* REQUEST
In the records below, find the line containing "Transcribe this image's"; give it again exactly, along with every line that follows, and nothing else.

Records about charts and figures:

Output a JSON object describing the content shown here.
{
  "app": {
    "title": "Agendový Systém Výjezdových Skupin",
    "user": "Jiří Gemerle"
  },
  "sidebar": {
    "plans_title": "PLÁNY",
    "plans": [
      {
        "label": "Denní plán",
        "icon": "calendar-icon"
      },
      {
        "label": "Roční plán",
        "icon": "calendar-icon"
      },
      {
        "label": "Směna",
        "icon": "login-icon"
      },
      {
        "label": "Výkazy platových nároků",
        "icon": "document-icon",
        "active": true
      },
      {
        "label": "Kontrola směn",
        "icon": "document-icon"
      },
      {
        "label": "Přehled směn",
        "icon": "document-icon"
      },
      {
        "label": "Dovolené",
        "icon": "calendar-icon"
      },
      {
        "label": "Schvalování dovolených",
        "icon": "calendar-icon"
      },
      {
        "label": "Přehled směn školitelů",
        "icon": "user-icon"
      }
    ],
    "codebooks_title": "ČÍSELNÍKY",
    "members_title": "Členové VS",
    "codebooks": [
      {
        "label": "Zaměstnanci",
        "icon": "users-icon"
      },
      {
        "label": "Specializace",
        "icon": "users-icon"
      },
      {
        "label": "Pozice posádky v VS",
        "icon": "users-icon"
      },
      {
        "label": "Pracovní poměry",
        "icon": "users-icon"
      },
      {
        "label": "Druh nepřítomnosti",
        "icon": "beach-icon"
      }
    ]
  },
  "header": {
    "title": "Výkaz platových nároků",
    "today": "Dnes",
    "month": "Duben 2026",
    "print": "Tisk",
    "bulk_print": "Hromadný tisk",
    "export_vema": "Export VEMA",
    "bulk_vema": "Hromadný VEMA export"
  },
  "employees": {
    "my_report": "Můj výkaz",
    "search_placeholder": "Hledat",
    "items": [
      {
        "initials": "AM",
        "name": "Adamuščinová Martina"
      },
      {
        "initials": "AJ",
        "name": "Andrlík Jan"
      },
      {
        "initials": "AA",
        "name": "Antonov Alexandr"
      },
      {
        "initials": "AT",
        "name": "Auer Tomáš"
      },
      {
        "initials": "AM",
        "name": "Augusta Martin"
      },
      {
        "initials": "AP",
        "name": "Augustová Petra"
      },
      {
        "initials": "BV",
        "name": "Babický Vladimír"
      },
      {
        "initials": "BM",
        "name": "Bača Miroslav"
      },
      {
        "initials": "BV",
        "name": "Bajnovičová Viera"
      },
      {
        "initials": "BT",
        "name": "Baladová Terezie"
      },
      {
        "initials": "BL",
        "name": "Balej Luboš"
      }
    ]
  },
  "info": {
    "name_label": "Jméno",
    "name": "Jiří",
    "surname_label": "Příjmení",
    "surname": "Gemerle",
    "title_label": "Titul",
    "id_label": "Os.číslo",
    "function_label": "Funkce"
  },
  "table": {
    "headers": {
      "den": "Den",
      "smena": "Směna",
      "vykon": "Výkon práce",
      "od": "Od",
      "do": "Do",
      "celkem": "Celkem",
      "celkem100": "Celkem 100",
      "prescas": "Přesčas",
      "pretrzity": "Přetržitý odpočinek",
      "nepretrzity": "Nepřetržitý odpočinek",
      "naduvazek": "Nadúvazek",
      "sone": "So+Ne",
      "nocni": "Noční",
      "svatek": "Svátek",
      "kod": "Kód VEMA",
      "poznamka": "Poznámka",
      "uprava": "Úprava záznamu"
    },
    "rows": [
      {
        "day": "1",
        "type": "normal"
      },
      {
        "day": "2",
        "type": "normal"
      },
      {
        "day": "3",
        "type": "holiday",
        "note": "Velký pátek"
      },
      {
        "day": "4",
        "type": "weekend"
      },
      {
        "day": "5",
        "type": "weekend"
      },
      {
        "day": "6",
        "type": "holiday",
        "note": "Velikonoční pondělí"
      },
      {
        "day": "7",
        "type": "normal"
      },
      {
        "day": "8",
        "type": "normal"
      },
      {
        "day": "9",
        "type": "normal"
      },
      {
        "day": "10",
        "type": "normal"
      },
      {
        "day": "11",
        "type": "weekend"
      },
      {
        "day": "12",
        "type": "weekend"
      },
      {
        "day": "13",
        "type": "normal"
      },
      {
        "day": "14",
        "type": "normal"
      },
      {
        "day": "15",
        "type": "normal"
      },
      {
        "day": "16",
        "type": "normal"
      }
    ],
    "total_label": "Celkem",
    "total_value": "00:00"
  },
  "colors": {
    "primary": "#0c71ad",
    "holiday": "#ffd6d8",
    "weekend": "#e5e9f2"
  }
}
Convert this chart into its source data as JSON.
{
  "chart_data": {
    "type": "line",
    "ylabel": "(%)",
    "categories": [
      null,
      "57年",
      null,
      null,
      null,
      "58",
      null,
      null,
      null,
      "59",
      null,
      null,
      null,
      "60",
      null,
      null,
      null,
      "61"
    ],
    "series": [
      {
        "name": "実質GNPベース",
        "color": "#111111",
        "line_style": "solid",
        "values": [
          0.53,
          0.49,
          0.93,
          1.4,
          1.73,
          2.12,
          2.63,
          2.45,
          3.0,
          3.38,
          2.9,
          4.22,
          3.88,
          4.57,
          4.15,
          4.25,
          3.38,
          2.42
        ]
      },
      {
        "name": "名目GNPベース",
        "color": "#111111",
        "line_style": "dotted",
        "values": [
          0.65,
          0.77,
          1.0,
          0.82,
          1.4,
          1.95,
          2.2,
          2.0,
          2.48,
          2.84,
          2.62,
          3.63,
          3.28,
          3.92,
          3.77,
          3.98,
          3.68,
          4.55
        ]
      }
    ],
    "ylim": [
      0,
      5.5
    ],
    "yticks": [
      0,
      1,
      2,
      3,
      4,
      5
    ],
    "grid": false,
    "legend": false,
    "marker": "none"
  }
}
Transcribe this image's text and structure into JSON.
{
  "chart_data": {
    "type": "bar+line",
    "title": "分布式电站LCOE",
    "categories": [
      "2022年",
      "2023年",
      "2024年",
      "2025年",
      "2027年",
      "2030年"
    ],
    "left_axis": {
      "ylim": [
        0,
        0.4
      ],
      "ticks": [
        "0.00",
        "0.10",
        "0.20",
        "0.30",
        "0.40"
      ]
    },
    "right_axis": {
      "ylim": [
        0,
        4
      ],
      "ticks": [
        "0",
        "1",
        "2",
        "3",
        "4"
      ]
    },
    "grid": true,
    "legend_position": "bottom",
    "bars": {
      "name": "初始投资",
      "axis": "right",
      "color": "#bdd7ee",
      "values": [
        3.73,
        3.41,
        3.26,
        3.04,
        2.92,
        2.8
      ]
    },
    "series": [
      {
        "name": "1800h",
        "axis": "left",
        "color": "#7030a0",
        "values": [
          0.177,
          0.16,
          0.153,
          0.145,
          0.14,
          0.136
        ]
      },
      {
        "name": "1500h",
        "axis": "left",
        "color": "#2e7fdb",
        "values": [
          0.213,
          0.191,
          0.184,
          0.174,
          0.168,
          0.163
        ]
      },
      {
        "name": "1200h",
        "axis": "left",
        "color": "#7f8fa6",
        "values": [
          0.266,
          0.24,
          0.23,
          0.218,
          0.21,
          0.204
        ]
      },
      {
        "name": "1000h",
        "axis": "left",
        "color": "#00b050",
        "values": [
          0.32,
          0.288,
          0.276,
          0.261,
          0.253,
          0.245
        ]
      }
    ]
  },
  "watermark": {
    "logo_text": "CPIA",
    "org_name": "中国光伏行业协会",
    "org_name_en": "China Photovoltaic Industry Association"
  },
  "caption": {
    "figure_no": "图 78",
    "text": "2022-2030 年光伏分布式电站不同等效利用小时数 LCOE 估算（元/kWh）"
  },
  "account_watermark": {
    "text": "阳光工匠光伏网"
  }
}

* PROBLEM SOLUTION
Transcribe this image's text and structure into JSON.
{
  "chart_data": {
    "type": "bar+line",
    "title": "分布式电站LCOE",
    "categories": [
      "2022年",
      "2023年",
      "2024年",
      "2025年",
      "2027年",
      "2030年"
    ],
    "left_axis": {
      "ylim": [
        0,
        0.4
      ],
      "ticks": [
        "0.00",
        "0.10",
        "0.20",
        "0.30",
        "0.40"
      ]
    },
    "right_axis": {
      "ylim": [
        0,
        4
      ],
      "ticks": [
        "0",
        "1",
        "2",
        "3",
        "4"
      ]
    },
    "grid": true,
    "legend_position": "bottom",
    "bars": {
      "name": "初始投资",
      "axis": "right",
      "color": "#bdd7ee",
      "values": [
        3.73,
        3.41,
        3.26,
        3.04,
        2.92,
        2.8
      ]
    },
    "series": [
      {
        "name": "1800h",
        "axis": "left",
        "color": "#7030a0",
        "values": [
          0.177,
          0.16,
          0.153,
          0.145,
          0.14,
          0.136
        ]
      },
      {
        "name": "1500h",
        "axis": "left",
        "color": "#2e7fdb",
        "values": [
          0.213,
          0.191,
          0.184,
          0.174,
          0.168,
          0.163
        ]
      },
      {
        "name": "1200h",
        "axis": "left",
        "color": "#7f8fa6",
        "values": [
          0.266,
          0.24,
          0.23,
          0.218,
          0.21,
          0.204
        ]
      },
      {
        "name": "1000h",
        "axis": "left",
        "color": "#00b050",
        "values": [
          0.32,
          0.288,
          0.276,
          0.261,
          0.253,
          0.245
        ]
      }
    ]
  },
  "watermark": {
    "logo_text": "CPIA",
    "org_name": "中国光伏行业协会",
    "org_name_en": "China Photovoltaic Industry Association"
  },
  "caption": {
    "figure_no": "图 78",
    "text": "2022-2030 年光伏分布式电站不同等效利用小时数 LCOE 估算（元/kWh）"
  },
  "account_watermark": {
    "text": "阳光工匠光伏网"
  }
}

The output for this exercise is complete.